### Provided data:
[Start]

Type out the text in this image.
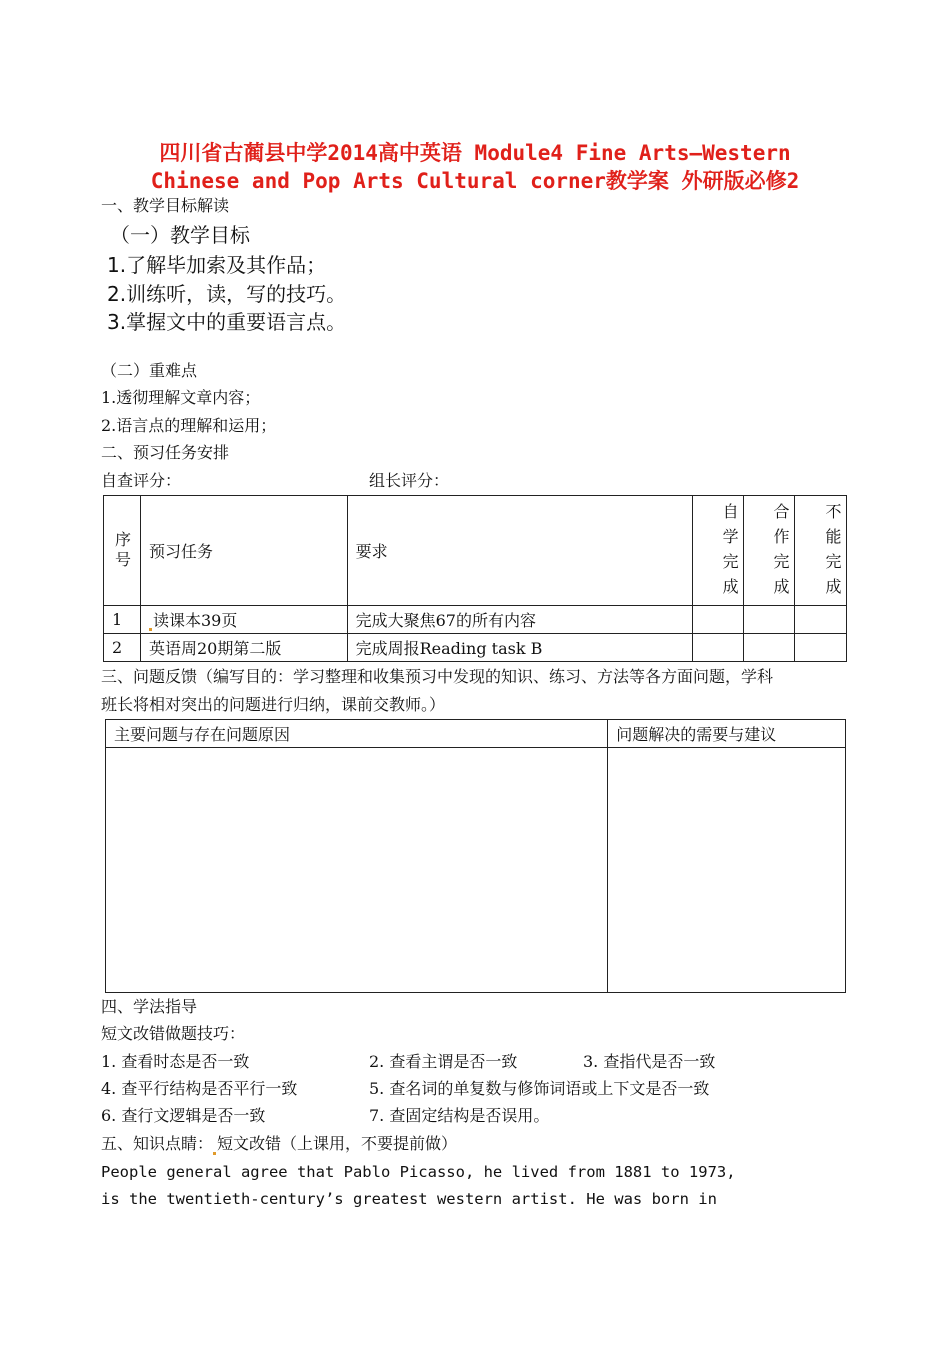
四川省古蔺县中学2014高中英语 Module4 Fine Arts—Western
Chinese and Pop Arts Cultural corner教学案 外研版必修2
一、教学目标解读
（一）教学目标
1.了解毕加索及其作品；
2.训练听，读，写的技巧。
3.掌握文中的重要语言点。
（二）重难点
1.透彻理解文章内容；
2.语言点的理解和运用；
二、预习任务安排
自查评分：	组长评分：
序号	预习任务	要求	自学完成	合作完成	不能完成
1	读课本39页	完成大聚焦67的所有内容			
2	英语周20期第二版	完成周报Reading task B			
三、问题反馈（编写目的：学习整理和收集预习中发现的知识、练习、方法等各方面问题，学科
班长将相对突出的问题进行归纳，课前交教师。）
主要问题与存在问题原因	问题解决的需要与建议

四、学法指导
短文改错做题技巧：
1. 查看时态是否一致	2. 查看主谓是否一致	3. 查指代是否一致
4. 查平行结构是否平行一致	5. 查名词的单复数与修饰词语或上下文是否一致
6. 查行文逻辑是否一致	7. 查固定结构是否误用。
五、知识点睛： 短文改错（上课用，不要提前做）
People general agree that Pablo Picasso, he lived from 1881 to 1973,
is the twentieth-century’s greatest western artist. He was born in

[End]

### Exercise brief:
Keep the pictures out of the copy and return the rest of the data above exactly.

### Written reply:
Type out the text in this image.
四川省古蔺县中学2014高中英语 Module4 Fine Arts—Western
Chinese and Pop Arts Cultural corner教学案 外研版必修2
一、教学目标解读
（一）教学目标
1.了解毕加索及其作品；
2.训练听，读，写的技巧。
3.掌握文中的重要语言点。
（二）重难点
1.透彻理解文章内容；
2.语言点的理解和运用；
二、预习任务安排
自查评分：	组长评分：
序号	预习任务	要求	自学完成	合作完成	不能完成
1	读课本39页	完成大聚焦67的所有内容			
2	英语周20期第二版	完成周报Reading task B			
三、问题反馈（编写目的：学习整理和收集预习中发现的知识、练习、方法等各方面问题，学科
班长将相对突出的问题进行归纳，课前交教师。）
主要问题与存在问题原因	问题解决的需要与建议

四、学法指导
短文改错做题技巧：
1. 查看时态是否一致	2. 查看主谓是否一致	3. 查指代是否一致
4. 查平行结构是否平行一致	5. 查名词的单复数与修饰词语或上下文是否一致
6. 查行文逻辑是否一致	7. 查固定结构是否误用。
五、知识点睛： 短文改错（上课用，不要提前做）
People general agree that Pablo Picasso, he lived from 1881 to 1973,
is the twentieth-century’s greatest western artist. He was born in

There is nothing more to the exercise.